Where a line of the material contains the string "photo", copy that line.
─── Provided records
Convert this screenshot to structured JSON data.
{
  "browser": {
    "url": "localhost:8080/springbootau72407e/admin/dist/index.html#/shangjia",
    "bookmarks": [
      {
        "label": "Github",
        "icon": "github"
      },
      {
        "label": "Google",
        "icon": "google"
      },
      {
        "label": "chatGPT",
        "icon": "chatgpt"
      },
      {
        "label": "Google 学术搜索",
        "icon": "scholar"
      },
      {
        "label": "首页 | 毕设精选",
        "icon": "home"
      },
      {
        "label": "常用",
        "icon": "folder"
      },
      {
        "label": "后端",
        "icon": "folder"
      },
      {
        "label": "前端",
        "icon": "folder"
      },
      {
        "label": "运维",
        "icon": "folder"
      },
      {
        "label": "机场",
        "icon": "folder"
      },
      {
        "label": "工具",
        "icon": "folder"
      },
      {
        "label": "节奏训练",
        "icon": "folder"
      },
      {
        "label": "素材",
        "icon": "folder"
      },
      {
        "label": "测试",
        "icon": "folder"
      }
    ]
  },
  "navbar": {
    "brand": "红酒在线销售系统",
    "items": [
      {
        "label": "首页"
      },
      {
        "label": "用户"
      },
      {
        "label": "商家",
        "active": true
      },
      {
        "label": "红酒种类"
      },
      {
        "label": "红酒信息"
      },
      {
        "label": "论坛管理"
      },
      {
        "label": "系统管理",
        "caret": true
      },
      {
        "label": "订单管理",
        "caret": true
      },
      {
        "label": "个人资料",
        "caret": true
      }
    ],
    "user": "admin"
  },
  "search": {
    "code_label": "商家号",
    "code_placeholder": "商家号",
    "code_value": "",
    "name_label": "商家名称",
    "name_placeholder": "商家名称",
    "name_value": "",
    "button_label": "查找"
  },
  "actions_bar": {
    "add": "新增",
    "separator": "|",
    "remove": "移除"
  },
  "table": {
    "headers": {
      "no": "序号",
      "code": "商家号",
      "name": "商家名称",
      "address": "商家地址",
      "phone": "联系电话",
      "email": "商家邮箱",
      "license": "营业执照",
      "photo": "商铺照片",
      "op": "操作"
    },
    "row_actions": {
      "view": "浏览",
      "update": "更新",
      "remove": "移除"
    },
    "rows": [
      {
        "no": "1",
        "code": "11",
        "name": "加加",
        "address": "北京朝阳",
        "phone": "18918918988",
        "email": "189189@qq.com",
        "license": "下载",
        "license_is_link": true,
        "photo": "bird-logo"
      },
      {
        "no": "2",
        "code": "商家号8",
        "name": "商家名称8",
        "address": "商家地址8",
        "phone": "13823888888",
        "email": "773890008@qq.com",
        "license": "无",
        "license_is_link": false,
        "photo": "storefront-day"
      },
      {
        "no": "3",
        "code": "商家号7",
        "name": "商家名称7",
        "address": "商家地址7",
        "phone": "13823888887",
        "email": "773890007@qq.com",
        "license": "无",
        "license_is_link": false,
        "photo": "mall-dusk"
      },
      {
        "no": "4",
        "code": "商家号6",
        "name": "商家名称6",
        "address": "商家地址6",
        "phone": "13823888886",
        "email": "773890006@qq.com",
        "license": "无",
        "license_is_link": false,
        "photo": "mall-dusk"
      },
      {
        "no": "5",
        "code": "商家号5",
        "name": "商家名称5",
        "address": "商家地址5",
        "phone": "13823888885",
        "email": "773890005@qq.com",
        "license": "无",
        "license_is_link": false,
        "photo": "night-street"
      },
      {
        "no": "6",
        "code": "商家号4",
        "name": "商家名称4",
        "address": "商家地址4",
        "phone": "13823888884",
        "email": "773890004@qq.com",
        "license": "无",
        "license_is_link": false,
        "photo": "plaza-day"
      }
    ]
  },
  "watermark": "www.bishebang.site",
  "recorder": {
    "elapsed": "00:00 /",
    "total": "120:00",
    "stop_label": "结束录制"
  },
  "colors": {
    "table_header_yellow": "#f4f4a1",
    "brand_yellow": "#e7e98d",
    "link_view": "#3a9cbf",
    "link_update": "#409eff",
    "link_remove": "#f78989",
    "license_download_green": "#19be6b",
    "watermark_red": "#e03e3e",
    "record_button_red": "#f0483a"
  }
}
──────
**Result of the exercise**
      "photo": "商铺照片",
        "photo": "bird-logo"
        "photo": "storefront-day"
        "photo": "mall-dusk"
        "photo": "mall-dusk"
        "photo": "night-street"
        "photo": "plaza-day"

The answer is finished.